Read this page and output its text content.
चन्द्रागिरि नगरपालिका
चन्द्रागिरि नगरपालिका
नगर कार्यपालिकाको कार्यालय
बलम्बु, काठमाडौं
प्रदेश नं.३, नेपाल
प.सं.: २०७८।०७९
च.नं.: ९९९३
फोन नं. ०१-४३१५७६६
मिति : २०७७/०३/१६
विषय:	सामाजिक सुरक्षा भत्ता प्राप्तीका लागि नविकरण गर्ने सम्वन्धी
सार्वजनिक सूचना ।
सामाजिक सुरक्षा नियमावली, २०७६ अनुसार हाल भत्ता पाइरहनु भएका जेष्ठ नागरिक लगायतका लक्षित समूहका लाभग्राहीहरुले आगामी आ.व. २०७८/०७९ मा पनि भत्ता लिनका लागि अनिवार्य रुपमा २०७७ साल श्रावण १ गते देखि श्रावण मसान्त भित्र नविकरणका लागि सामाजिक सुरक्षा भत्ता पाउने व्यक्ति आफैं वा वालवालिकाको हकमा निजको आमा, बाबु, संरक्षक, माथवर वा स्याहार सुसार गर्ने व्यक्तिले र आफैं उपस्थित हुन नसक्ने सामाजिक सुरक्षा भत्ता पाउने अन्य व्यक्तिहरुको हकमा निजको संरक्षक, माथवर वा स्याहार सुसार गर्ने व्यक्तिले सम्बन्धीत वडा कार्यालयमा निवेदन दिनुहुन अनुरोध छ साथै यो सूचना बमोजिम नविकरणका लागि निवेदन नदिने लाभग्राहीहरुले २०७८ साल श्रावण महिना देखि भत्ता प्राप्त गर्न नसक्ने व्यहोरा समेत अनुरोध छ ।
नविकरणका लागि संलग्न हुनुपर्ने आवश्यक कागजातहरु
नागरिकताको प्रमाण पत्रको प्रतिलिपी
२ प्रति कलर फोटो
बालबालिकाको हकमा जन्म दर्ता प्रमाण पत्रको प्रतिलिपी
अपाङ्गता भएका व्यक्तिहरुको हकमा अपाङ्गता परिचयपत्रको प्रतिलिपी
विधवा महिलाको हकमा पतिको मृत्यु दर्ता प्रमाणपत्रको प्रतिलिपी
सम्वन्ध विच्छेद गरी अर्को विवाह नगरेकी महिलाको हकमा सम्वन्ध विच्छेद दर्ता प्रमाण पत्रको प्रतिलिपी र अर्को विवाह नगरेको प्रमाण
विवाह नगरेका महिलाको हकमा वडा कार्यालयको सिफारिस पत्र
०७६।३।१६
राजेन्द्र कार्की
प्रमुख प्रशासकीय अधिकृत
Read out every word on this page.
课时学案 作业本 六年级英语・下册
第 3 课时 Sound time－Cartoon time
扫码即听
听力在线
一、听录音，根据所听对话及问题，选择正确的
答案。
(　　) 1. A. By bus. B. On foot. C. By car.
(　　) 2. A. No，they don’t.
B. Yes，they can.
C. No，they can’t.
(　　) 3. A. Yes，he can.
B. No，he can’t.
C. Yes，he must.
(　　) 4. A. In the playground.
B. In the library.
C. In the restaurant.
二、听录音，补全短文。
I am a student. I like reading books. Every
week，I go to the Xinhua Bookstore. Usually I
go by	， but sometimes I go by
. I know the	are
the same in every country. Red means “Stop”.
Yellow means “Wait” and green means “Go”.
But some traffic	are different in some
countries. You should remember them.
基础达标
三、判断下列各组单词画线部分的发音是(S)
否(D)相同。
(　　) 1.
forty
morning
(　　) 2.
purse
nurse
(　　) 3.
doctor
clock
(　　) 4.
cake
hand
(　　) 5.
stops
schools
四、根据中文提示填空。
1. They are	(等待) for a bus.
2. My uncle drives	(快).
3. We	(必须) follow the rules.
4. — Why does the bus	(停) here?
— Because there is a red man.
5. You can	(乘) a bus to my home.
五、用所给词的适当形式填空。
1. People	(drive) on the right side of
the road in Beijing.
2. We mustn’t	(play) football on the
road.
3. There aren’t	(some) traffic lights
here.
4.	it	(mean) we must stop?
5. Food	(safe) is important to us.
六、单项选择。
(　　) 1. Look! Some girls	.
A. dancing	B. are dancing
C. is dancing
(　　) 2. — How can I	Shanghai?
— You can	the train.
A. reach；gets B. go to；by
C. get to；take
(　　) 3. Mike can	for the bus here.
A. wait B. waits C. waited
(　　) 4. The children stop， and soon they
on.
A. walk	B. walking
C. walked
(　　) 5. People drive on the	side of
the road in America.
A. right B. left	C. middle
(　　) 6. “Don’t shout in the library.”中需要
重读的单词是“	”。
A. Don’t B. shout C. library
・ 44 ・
──────────────────────────────
Gather up every line in the data above that contains the word "road", copying each one.

the road in Beijing.
road.
the road in America.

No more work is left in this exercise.